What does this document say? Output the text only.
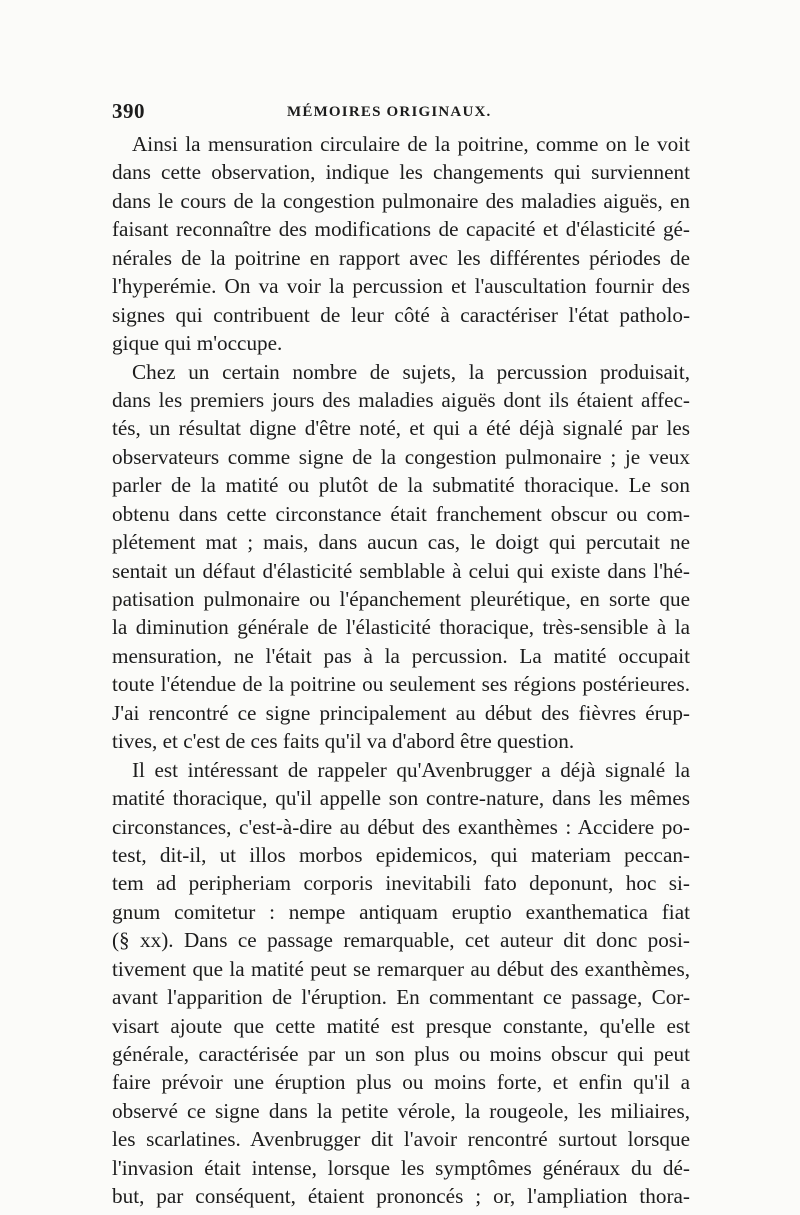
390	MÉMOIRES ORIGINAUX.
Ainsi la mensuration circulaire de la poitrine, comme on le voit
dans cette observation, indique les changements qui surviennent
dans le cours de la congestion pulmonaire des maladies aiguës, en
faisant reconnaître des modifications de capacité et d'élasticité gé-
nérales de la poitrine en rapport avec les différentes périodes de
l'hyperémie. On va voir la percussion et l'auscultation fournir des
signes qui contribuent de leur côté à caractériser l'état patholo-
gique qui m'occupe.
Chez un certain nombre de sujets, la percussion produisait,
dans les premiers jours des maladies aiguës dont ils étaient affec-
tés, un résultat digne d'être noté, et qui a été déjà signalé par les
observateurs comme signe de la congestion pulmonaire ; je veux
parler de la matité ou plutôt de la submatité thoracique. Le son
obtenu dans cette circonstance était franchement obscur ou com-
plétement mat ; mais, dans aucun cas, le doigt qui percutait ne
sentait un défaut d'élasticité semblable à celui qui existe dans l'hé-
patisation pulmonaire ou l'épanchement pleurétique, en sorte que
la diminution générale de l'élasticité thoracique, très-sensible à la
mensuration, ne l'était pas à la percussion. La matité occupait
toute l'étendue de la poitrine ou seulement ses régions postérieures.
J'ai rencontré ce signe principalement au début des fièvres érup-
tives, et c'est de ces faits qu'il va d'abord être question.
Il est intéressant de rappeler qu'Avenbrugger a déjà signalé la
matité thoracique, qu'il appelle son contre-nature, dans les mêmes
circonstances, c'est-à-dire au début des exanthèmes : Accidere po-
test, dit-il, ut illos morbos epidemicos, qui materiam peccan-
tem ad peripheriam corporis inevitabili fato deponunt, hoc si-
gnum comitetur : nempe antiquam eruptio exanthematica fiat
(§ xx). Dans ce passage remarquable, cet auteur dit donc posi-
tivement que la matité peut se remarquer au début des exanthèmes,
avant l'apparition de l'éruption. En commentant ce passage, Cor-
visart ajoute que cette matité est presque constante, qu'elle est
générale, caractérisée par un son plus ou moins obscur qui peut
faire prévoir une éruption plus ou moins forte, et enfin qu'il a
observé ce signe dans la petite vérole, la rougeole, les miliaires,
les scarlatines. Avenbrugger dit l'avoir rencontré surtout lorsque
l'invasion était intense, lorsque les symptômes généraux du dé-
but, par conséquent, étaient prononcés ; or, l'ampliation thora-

+ + + + + + +

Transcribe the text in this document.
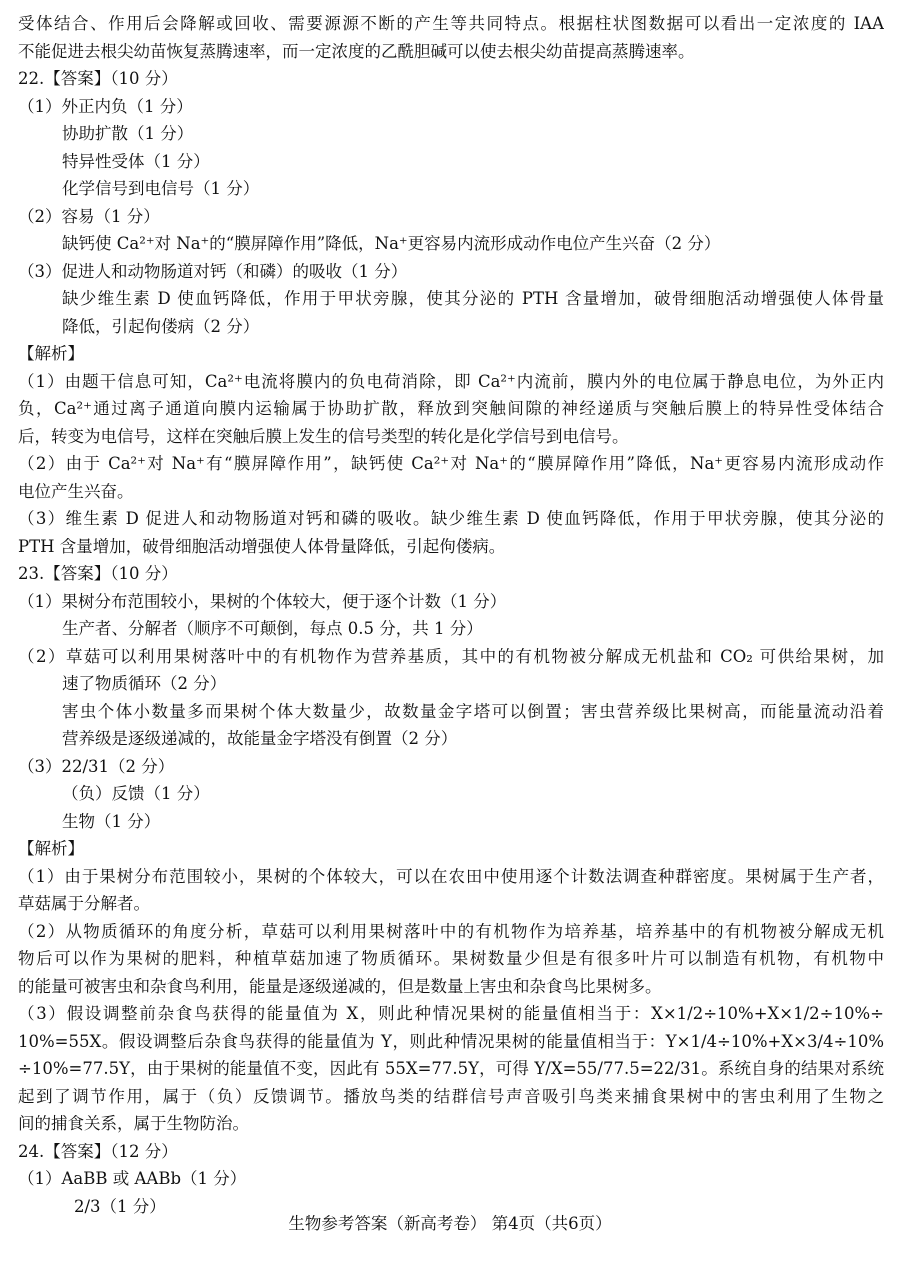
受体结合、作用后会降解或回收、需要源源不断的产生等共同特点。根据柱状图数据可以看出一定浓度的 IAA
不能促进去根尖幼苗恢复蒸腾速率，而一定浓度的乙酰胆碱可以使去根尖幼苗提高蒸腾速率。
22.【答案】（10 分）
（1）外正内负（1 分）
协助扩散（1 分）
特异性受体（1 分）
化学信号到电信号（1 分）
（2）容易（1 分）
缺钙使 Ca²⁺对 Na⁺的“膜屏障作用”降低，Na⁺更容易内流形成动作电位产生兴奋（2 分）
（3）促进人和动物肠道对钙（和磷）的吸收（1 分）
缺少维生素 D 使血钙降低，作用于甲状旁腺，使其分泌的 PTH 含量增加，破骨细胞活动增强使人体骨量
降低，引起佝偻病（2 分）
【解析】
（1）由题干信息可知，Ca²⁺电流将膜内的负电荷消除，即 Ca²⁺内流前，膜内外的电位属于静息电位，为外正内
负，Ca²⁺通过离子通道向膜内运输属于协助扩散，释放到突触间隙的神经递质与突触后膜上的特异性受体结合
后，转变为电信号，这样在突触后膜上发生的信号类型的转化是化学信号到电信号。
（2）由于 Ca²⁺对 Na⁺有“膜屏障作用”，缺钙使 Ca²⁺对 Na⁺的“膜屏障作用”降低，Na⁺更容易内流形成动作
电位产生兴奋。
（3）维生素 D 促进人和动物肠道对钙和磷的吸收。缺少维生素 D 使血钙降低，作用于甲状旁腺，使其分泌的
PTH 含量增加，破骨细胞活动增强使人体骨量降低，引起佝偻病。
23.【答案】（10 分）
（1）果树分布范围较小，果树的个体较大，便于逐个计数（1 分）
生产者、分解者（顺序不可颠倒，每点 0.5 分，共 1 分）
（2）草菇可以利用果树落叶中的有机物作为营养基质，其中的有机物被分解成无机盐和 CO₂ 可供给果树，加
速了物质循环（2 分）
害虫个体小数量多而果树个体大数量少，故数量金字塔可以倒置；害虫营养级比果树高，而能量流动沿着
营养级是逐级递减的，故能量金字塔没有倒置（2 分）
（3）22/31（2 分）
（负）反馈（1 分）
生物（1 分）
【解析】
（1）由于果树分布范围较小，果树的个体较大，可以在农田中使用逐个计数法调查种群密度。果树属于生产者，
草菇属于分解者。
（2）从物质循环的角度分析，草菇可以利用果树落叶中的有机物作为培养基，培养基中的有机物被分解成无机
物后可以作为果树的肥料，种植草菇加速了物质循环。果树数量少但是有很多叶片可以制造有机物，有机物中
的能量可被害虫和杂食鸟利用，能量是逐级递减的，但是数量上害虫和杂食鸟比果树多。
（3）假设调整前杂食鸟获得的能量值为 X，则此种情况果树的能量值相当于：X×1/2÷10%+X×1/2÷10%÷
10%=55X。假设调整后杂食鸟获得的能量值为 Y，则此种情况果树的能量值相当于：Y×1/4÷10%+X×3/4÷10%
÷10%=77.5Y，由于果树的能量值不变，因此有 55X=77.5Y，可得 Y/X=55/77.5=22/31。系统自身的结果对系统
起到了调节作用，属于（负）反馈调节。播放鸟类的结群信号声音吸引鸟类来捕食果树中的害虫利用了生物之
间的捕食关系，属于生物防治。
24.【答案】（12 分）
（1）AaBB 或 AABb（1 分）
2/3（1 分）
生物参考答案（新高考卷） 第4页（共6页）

+ + + + + + +

» **Exercise task**
Using the records given above, list every line that includes the word "maladies".

» **The result**
dans le cours de la congestion pulmonaire des maladies aiguës, en
dans les premiers jours des maladies aiguës dont ils étaient affec-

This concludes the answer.